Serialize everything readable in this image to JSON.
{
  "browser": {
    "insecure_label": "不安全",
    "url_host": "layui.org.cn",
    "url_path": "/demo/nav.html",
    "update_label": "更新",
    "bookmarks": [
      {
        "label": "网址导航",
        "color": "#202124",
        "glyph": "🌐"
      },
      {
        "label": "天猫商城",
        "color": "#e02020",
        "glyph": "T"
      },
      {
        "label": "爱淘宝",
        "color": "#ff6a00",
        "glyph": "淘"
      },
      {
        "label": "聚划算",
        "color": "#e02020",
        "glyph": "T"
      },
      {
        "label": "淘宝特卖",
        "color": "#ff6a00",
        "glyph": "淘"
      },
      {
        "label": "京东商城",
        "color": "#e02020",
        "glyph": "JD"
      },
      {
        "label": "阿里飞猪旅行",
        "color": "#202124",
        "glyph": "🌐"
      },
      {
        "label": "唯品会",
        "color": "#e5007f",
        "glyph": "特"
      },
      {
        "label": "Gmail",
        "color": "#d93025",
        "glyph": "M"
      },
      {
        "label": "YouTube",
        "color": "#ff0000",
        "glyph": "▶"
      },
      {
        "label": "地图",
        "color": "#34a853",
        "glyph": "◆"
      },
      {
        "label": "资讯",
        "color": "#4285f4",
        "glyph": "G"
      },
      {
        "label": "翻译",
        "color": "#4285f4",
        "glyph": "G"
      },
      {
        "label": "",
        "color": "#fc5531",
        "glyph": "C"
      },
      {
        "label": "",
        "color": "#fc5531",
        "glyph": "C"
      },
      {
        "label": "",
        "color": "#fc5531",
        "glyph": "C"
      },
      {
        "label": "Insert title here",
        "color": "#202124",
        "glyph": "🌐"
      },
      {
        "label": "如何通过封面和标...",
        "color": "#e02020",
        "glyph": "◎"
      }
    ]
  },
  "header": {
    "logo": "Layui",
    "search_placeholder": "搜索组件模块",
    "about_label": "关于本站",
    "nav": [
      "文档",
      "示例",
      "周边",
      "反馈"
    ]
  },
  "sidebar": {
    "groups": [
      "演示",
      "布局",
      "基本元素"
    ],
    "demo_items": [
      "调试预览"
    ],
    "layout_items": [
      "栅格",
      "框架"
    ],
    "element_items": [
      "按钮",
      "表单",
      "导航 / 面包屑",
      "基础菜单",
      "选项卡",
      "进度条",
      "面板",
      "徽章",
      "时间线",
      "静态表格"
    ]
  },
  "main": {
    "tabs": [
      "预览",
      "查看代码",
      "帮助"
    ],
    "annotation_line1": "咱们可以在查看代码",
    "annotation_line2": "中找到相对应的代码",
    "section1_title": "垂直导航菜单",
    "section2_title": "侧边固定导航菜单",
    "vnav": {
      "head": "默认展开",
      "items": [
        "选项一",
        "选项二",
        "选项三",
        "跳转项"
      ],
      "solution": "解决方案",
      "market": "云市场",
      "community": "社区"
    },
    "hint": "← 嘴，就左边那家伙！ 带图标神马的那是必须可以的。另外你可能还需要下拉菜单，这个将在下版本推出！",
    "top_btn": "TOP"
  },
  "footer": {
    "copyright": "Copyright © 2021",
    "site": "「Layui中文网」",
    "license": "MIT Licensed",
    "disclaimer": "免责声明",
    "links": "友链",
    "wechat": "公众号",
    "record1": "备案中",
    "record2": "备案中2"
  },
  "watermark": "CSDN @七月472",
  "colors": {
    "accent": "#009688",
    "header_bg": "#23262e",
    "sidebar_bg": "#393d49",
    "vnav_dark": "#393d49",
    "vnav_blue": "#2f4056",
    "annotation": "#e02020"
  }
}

--

_Requirements_:
Exactly reproduce every line of the data above.

_Solution below_:
Serialize everything readable in this image to JSON.
{
  "browser": {
    "insecure_label": "不安全",
    "url_host": "layui.org.cn",
    "url_path": "/demo/nav.html",
    "update_label": "更新",
    "bookmarks": [
      {
        "label": "网址导航",
        "color": "#202124",
        "glyph": "🌐"
      },
      {
        "label": "天猫商城",
        "color": "#e02020",
        "glyph": "T"
      },
      {
        "label": "爱淘宝",
        "color": "#ff6a00",
        "glyph": "淘"
      },
      {
        "label": "聚划算",
        "color": "#e02020",
        "glyph": "T"
      },
      {
        "label": "淘宝特卖",
        "color": "#ff6a00",
        "glyph": "淘"
      },
      {
        "label": "京东商城",
        "color": "#e02020",
        "glyph": "JD"
      },
      {
        "label": "阿里飞猪旅行",
        "color": "#202124",
        "glyph": "🌐"
      },
      {
        "label": "唯品会",
        "color": "#e5007f",
        "glyph": "特"
      },
      {
        "label": "Gmail",
        "color": "#d93025",
        "glyph": "M"
      },
      {
        "label": "YouTube",
        "color": "#ff0000",
        "glyph": "▶"
      },
      {
        "label": "地图",
        "color": "#34a853",
        "glyph": "◆"
      },
      {
        "label": "资讯",
        "color": "#4285f4",
        "glyph": "G"
      },
      {
        "label": "翻译",
        "color": "#4285f4",
        "glyph": "G"
      },
      {
        "label": "",
        "color": "#fc5531",
        "glyph": "C"
      },
      {
        "label": "",
        "color": "#fc5531",
        "glyph": "C"
      },
      {
        "label": "",
        "color": "#fc5531",
        "glyph": "C"
      },
      {
        "label": "Insert title here",
        "color": "#202124",
        "glyph": "🌐"
      },
      {
        "label": "如何通过封面和标...",
        "color": "#e02020",
        "glyph": "◎"
      }
    ]
  },
  "header": {
    "logo": "Layui",
    "search_placeholder": "搜索组件模块",
    "about_label": "关于本站",
    "nav": [
      "文档",
      "示例",
      "周边",
      "反馈"
    ]
  },
  "sidebar": {
    "groups": [
      "演示",
      "布局",
      "基本元素"
    ],
    "demo_items": [
      "调试预览"
    ],
    "layout_items": [
      "栅格",
      "框架"
    ],
    "element_items": [
      "按钮",
      "表单",
      "导航 / 面包屑",
      "基础菜单",
      "选项卡",
      "进度条",
      "面板",
      "徽章",
      "时间线",
      "静态表格"
    ]
  },
  "main": {
    "tabs": [
      "预览",
      "查看代码",
      "帮助"
    ],
    "annotation_line1": "咱们可以在查看代码",
    "annotation_line2": "中找到相对应的代码",
    "section1_title": "垂直导航菜单",
    "section2_title": "侧边固定导航菜单",
    "vnav": {
      "head": "默认展开",
      "items": [
        "选项一",
        "选项二",
        "选项三",
        "跳转项"
      ],
      "solution": "解决方案",
      "market": "云市场",
      "community": "社区"
    },
    "hint": "← 嘴，就左边那家伙！ 带图标神马的那是必须可以的。另外你可能还需要下拉菜单，这个将在下版本推出！",
    "top_btn": "TOP"
  },
  "footer": {
    "copyright": "Copyright © 2021",
    "site": "「Layui中文网」",
    "license": "MIT Licensed",
    "disclaimer": "免责声明",
    "links": "友链",
    "wechat": "公众号",
    "record1": "备案中",
    "record2": "备案中2"
  },
  "watermark": "CSDN @七月472",
  "colors": {
    "accent": "#009688",
    "header_bg": "#23262e",
    "sidebar_bg": "#393d49",
    "vnav_dark": "#393d49",
    "vnav_blue": "#2f4056",
    "annotation": "#e02020"
  }
}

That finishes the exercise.